— start —

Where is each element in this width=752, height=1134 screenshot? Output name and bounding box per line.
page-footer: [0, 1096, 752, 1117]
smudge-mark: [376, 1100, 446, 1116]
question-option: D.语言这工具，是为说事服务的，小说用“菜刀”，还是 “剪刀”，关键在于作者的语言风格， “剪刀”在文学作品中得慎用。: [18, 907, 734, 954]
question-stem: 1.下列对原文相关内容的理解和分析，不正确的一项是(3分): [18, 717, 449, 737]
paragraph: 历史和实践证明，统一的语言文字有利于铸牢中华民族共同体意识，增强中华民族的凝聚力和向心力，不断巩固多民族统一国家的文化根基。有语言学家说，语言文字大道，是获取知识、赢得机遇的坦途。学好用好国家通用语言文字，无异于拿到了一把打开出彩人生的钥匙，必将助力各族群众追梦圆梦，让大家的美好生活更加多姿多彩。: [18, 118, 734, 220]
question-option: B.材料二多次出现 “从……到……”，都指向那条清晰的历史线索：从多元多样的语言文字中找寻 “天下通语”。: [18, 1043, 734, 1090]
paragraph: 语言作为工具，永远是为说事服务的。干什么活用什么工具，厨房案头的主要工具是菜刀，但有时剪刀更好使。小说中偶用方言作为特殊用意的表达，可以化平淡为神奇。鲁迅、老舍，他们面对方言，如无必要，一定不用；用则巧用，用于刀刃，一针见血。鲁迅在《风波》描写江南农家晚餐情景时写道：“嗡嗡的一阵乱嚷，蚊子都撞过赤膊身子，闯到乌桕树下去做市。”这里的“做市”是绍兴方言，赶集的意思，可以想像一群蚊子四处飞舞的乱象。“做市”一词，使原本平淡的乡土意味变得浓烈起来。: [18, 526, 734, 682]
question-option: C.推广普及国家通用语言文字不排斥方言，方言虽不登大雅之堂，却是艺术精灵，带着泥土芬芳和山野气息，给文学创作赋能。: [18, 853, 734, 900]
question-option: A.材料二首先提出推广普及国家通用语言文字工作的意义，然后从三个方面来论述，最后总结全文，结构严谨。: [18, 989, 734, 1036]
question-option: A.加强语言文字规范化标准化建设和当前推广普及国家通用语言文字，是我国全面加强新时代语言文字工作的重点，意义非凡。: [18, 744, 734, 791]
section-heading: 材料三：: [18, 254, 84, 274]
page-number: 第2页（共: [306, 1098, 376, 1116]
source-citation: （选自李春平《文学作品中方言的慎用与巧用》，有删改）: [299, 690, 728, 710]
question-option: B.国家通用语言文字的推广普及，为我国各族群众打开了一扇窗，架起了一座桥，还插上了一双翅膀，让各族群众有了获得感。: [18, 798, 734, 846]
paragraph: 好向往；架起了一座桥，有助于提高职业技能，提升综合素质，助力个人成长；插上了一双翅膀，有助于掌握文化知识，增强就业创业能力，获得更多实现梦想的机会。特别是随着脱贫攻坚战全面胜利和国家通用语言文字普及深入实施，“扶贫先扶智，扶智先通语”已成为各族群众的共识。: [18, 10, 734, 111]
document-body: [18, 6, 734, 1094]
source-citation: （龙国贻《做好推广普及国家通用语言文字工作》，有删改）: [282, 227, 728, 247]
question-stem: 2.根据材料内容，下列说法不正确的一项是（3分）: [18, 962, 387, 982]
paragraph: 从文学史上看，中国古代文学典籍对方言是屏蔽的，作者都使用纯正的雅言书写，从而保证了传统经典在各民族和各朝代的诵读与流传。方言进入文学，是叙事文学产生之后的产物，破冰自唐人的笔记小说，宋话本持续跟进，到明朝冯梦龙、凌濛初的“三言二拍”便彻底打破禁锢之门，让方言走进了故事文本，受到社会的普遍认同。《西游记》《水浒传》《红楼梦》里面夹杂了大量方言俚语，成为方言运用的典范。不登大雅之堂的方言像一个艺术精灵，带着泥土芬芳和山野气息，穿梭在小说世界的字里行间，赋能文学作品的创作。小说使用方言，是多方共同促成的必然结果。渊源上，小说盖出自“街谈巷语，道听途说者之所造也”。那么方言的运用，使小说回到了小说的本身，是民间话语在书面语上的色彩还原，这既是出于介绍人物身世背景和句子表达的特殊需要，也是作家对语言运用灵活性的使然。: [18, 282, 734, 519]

— end —

__Required task__
Copy out the lines of the items above, replacing each "paragraph" with "text-block" and leaving everything else unchanged.

__Result__
Where is each element in this width=752, height=1134 screenshot? Output name and bounding box per line.
page-footer: [0, 1096, 752, 1117]
smudge-mark: [376, 1100, 446, 1116]
question-option: D.语言这工具，是为说事服务的，小说用“菜刀”，还是 “剪刀”，关键在于作者的语言风格， “剪刀”在文学作品中得慎用。: [18, 907, 734, 954]
question-stem: 1.下列对原文相关内容的理解和分析，不正确的一项是(3分): [18, 717, 449, 737]
text-block: 历史和实践证明，统一的语言文字有利于铸牢中华民族共同体意识，增强中华民族的凝聚力和向心力，不断巩固多民族统一国家的文化根基。有语言学家说，语言文字大道，是获取知识、赢得机遇的坦途。学好用好国家通用语言文字，无异于拿到了一把打开出彩人生的钥匙，必将助力各族群众追梦圆梦，让大家的美好生活更加多姿多彩。: [18, 118, 734, 220]
question-option: B.材料二多次出现 “从……到……”，都指向那条清晰的历史线索：从多元多样的语言文字中找寻 “天下通语”。: [18, 1043, 734, 1090]
text-block: 语言作为工具，永远是为说事服务的。干什么活用什么工具，厨房案头的主要工具是菜刀，但有时剪刀更好使。小说中偶用方言作为特殊用意的表达，可以化平淡为神奇。鲁迅、老舍，他们面对方言，如无必要，一定不用；用则巧用，用于刀刃，一针见血。鲁迅在《风波》描写江南农家晚餐情景时写道：“嗡嗡的一阵乱嚷，蚊子都撞过赤膊身子，闯到乌桕树下去做市。”这里的“做市”是绍兴方言，赶集的意思，可以想像一群蚊子四处飞舞的乱象。“做市”一词，使原本平淡的乡土意味变得浓烈起来。: [18, 526, 734, 682]
question-option: C.推广普及国家通用语言文字不排斥方言，方言虽不登大雅之堂，却是艺术精灵，带着泥土芬芳和山野气息，给文学创作赋能。: [18, 853, 734, 900]
question-option: A.材料二首先提出推广普及国家通用语言文字工作的意义，然后从三个方面来论述，最后总结全文，结构严谨。: [18, 989, 734, 1036]
question-option: A.加强语言文字规范化标准化建设和当前推广普及国家通用语言文字，是我国全面加强新时代语言文字工作的重点，意义非凡。: [18, 744, 734, 791]
section-heading: 材料三：: [18, 254, 84, 274]
page-number: 第2页（共: [306, 1098, 376, 1116]
source-citation: （选自李春平《文学作品中方言的慎用与巧用》，有删改）: [299, 690, 728, 710]
question-option: B.国家通用语言文字的推广普及，为我国各族群众打开了一扇窗，架起了一座桥，还插上了一双翅膀，让各族群众有了获得感。: [18, 798, 734, 846]
text-block: 好向往；架起了一座桥，有助于提高职业技能，提升综合素质，助力个人成长；插上了一双翅膀，有助于掌握文化知识，增强就业创业能力，获得更多实现梦想的机会。特别是随着脱贫攻坚战全面胜利和国家通用语言文字普及深入实施，“扶贫先扶智，扶智先通语”已成为各族群众的共识。: [18, 10, 734, 111]
document-body: [18, 6, 734, 1094]
source-citation: （龙国贻《做好推广普及国家通用语言文字工作》，有删改）: [282, 227, 728, 247]
question-stem: 2.根据材料内容，下列说法不正确的一项是（3分）: [18, 962, 387, 982]
text-block: 从文学史上看，中国古代文学典籍对方言是屏蔽的，作者都使用纯正的雅言书写，从而保证了传统经典在各民族和各朝代的诵读与流传。方言进入文学，是叙事文学产生之后的产物，破冰自唐人的笔记小说，宋话本持续跟进，到明朝冯梦龙、凌濛初的“三言二拍”便彻底打破禁锢之门，让方言走进了故事文本，受到社会的普遍认同。《西游记》《水浒传》《红楼梦》里面夹杂了大量方言俚语，成为方言运用的典范。不登大雅之堂的方言像一个艺术精灵，带着泥土芬芳和山野气息，穿梭在小说世界的字里行间，赋能文学作品的创作。小说使用方言，是多方共同促成的必然结果。渊源上，小说盖出自“街谈巷语，道听途说者之所造也”。那么方言的运用，使小说回到了小说的本身，是民间话语在书面语上的色彩还原，这既是出于介绍人物身世背景和句子表达的特殊需要，也是作家对语言运用灵活性的使然。: [18, 282, 734, 519]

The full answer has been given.